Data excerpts
★ ★ ★ ★
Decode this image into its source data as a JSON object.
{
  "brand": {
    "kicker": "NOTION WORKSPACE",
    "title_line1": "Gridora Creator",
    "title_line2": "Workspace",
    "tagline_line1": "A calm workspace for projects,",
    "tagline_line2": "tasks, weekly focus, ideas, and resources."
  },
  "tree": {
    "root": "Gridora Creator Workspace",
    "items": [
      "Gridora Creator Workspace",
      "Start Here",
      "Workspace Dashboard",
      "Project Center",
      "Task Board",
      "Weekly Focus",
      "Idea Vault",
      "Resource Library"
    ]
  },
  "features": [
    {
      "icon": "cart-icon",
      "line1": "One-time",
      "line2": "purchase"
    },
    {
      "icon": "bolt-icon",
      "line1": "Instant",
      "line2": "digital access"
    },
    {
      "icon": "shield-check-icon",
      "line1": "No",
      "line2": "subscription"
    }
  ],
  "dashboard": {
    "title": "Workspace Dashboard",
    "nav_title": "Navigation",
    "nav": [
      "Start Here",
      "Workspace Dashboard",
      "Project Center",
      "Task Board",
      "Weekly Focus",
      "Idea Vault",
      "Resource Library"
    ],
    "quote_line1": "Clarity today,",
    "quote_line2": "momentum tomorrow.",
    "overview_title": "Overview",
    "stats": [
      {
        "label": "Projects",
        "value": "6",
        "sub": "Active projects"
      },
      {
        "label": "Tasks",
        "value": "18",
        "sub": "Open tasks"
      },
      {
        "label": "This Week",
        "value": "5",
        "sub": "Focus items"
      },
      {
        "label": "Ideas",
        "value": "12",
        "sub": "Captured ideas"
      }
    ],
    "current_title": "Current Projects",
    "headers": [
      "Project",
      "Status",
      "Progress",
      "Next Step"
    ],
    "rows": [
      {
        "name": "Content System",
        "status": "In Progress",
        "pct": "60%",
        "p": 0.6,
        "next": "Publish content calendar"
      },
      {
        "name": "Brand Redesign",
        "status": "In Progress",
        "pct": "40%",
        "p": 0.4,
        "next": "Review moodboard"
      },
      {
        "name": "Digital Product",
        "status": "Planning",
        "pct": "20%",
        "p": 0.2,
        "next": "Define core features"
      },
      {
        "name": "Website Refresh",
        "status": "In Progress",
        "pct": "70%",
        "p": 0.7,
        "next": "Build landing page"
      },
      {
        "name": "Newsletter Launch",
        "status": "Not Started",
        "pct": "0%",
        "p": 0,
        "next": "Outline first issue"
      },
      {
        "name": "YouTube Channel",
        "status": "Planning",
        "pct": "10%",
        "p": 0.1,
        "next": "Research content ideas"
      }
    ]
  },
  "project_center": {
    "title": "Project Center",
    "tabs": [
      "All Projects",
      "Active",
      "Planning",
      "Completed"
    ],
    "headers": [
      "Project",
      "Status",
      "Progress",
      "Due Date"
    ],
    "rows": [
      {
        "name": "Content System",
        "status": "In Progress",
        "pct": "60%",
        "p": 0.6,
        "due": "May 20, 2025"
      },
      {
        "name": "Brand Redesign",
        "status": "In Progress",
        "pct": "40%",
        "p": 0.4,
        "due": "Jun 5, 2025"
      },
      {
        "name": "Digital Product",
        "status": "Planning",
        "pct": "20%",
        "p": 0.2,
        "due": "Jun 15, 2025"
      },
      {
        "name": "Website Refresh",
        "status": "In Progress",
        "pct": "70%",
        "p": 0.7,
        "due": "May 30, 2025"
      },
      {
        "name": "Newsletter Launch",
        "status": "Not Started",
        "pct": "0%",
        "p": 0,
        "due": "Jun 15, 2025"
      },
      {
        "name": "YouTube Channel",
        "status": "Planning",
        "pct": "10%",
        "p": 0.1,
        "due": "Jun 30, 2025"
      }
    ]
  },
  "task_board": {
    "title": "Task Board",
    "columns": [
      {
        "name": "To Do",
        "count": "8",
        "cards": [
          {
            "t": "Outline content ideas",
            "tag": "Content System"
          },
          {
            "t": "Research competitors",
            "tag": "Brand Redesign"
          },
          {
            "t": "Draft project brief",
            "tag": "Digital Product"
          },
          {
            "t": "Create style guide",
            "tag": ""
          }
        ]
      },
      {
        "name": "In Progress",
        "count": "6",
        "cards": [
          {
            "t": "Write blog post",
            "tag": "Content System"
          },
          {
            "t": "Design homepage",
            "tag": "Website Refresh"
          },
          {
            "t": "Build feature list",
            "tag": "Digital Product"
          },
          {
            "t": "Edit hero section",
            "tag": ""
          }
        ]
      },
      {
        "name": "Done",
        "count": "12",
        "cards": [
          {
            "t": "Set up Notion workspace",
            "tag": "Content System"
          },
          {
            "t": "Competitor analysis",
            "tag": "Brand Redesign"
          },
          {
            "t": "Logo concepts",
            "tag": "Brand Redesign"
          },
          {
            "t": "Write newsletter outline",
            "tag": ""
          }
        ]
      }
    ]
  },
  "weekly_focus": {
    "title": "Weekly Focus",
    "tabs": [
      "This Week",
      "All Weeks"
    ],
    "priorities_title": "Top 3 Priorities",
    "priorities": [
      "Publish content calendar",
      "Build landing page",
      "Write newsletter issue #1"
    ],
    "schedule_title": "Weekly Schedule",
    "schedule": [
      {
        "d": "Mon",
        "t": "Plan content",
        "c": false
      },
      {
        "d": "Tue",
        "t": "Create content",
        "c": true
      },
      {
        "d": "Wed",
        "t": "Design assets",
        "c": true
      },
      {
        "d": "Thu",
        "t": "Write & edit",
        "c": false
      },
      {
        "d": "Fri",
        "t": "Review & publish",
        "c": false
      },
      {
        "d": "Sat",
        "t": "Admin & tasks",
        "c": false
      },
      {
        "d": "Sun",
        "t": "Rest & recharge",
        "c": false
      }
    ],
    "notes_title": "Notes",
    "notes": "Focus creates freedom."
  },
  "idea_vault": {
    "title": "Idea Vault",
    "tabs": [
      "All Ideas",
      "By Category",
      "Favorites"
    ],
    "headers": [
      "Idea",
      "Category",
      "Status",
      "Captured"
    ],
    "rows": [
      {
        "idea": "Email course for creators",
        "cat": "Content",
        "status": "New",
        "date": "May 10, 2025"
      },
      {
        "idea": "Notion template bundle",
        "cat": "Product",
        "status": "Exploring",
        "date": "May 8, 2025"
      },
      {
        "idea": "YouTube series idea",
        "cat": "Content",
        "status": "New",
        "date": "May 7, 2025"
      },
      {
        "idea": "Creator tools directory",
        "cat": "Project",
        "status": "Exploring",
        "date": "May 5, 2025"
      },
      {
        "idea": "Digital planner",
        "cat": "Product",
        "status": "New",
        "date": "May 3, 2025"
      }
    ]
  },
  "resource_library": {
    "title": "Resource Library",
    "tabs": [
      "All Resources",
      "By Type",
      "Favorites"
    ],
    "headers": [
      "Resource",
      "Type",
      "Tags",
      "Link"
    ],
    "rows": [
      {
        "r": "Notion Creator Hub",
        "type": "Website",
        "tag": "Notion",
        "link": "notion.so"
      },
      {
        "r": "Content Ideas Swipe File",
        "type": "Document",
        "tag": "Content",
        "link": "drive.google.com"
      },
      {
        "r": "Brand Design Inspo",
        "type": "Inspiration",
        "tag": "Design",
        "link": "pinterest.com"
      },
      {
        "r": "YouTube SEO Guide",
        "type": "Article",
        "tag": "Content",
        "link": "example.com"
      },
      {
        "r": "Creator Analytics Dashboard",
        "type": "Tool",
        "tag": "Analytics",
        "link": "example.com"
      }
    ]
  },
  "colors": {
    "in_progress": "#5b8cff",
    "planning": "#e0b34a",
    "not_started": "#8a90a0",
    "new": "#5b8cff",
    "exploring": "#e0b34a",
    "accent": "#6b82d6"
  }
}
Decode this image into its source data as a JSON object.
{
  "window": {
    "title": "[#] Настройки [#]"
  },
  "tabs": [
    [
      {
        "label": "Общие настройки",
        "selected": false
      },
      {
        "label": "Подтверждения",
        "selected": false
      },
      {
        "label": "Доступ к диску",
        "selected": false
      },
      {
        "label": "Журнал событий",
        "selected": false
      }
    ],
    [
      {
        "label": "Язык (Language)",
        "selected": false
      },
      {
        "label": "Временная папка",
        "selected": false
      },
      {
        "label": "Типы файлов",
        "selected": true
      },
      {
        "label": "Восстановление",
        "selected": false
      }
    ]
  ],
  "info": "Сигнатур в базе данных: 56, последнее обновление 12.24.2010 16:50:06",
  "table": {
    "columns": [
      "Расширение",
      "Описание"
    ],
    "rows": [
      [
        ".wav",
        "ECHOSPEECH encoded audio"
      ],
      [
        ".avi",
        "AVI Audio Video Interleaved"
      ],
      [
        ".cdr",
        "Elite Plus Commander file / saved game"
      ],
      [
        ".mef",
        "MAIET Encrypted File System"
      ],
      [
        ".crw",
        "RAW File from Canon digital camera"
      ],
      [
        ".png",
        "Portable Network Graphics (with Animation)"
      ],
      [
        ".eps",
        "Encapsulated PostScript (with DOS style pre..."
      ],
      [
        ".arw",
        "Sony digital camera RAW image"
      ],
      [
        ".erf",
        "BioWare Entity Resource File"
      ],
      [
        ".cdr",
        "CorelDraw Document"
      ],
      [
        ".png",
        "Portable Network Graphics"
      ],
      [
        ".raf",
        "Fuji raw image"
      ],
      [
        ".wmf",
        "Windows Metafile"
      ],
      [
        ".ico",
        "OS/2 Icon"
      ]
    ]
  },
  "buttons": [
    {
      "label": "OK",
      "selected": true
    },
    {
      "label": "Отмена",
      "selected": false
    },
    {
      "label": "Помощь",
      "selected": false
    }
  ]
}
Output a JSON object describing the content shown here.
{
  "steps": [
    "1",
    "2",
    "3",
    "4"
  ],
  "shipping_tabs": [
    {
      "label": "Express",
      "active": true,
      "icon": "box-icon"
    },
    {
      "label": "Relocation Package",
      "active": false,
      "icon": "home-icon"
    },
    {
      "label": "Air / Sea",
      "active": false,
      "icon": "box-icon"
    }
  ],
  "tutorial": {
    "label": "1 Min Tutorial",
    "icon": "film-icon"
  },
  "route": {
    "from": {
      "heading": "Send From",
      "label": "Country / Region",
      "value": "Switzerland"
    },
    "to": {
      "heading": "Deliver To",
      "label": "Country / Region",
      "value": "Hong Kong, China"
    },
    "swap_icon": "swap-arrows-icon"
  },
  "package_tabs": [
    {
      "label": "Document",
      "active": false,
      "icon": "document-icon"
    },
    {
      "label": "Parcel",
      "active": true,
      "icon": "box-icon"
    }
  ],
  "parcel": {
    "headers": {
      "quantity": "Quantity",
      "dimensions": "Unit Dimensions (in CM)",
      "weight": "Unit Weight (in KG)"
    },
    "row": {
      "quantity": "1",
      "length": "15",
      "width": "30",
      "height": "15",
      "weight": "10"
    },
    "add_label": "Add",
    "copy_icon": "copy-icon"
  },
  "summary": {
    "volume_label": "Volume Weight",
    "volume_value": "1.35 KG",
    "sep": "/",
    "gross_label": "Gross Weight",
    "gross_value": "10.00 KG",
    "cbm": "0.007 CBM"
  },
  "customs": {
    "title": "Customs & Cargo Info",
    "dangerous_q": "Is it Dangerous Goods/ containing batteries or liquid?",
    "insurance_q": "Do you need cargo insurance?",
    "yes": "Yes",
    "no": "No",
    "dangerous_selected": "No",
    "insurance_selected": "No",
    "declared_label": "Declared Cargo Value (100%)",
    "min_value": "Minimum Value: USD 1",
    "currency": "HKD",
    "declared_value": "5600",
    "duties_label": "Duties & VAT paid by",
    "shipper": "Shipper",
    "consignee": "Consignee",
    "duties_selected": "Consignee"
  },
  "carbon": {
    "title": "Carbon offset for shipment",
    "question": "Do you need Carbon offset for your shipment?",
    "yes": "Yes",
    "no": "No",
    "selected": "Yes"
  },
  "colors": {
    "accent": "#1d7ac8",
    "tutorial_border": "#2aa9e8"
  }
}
★ ★ ★ ★
▸ DESCRIPTION OF THE TASK
Show every line from the entries above in which the word "Gridora" appears.

▸ THE OUTPUT
    "title_line1": "Gridora Creator",
    "root": "Gridora Creator Workspace",
      "Gridora Creator Workspace",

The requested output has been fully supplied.